_TASK REQUIREMENTS_:
Locate the lines where "JSON" occurs and copy them as they stand.

_Dataset items_:
• • •

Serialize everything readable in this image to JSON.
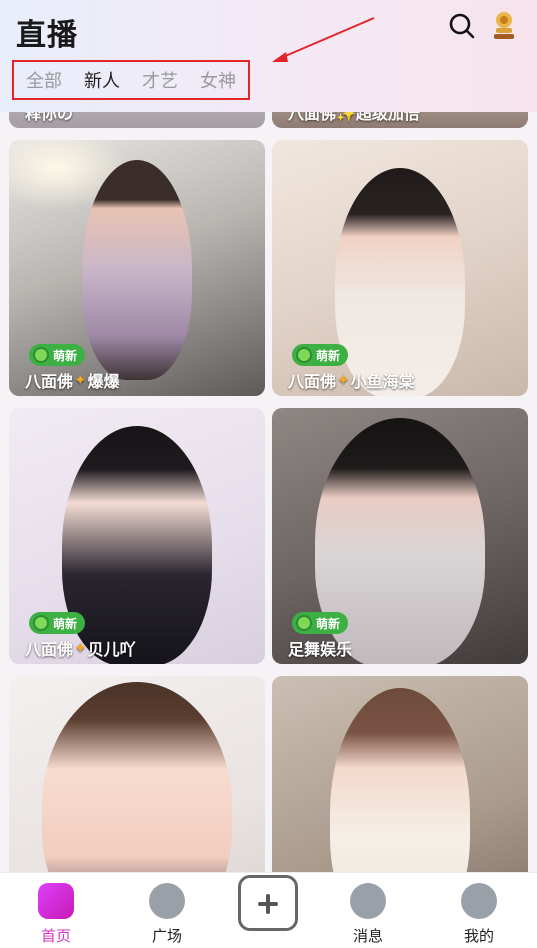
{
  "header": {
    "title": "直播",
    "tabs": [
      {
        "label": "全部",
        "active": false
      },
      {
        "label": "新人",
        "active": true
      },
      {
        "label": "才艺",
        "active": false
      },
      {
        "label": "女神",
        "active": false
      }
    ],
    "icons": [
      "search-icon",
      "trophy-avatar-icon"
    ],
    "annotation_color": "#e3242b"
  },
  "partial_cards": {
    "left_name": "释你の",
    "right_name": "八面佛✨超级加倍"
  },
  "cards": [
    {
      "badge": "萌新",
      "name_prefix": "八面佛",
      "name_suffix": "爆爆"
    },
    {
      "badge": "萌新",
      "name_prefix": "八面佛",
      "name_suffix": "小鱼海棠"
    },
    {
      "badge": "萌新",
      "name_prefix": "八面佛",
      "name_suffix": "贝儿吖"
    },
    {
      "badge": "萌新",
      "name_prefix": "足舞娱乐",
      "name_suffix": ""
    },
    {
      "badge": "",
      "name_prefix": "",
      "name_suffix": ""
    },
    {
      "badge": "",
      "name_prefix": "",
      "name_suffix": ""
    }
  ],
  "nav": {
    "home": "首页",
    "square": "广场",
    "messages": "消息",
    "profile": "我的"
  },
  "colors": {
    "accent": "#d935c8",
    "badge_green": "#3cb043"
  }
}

• • •

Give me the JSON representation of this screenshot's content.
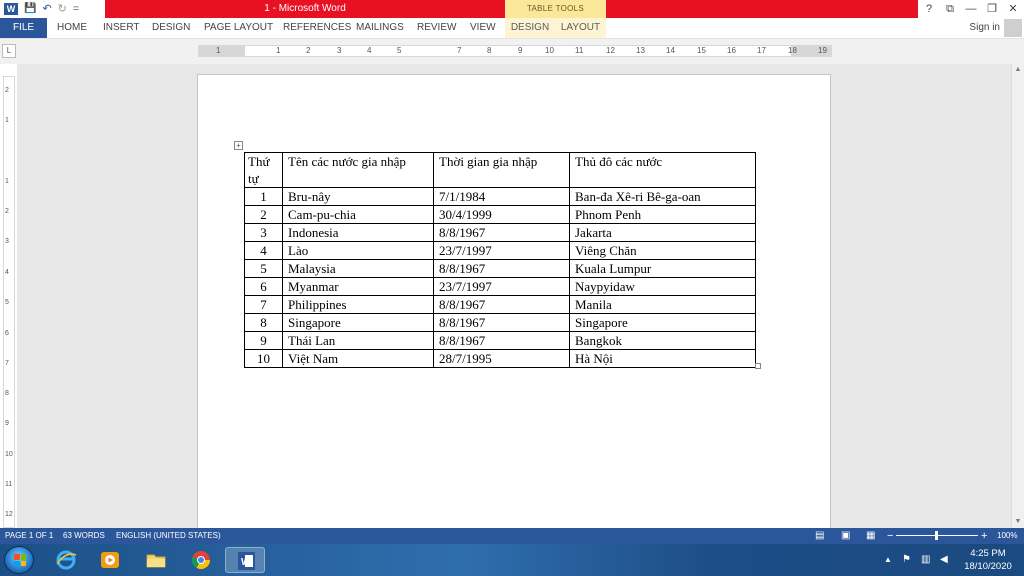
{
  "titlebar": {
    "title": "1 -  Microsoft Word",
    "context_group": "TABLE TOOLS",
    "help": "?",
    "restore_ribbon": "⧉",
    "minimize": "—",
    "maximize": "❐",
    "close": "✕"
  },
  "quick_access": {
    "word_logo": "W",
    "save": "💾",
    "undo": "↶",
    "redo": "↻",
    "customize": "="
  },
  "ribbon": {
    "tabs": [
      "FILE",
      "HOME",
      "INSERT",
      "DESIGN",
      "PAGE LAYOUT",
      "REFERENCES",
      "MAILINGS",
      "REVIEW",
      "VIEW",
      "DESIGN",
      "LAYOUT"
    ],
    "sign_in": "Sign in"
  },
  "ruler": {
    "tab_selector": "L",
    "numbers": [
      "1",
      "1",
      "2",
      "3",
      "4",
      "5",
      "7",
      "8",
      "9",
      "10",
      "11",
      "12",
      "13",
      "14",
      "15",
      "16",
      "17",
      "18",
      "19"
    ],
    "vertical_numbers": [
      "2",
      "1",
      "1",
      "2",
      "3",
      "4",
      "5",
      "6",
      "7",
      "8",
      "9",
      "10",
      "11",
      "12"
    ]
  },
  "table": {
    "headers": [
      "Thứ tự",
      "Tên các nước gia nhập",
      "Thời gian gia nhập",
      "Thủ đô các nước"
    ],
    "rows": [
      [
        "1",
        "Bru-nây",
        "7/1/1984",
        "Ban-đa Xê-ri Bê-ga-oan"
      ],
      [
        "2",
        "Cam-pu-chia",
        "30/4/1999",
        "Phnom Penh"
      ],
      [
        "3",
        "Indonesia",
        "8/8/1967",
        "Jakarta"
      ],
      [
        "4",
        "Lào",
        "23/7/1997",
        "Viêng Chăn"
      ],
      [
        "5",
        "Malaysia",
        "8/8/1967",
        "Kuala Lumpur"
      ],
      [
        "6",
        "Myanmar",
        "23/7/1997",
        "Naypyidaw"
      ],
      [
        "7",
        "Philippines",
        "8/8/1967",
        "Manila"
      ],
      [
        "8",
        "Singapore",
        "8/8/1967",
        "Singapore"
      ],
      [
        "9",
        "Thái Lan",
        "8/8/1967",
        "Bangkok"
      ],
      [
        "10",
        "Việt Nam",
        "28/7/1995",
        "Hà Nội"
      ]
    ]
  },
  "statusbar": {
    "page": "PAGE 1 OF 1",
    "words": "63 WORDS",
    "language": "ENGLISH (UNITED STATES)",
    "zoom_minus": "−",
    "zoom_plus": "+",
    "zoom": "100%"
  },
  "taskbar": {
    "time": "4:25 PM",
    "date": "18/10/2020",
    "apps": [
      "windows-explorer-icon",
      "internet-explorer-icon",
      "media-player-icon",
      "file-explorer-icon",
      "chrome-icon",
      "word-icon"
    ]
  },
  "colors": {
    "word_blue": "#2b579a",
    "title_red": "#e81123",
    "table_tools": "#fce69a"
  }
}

• • •

_REPLY TO THE EXERCISE_:
Serialize everything readable in this image to JSON.
Give me the JSON representation of this screenshot's content.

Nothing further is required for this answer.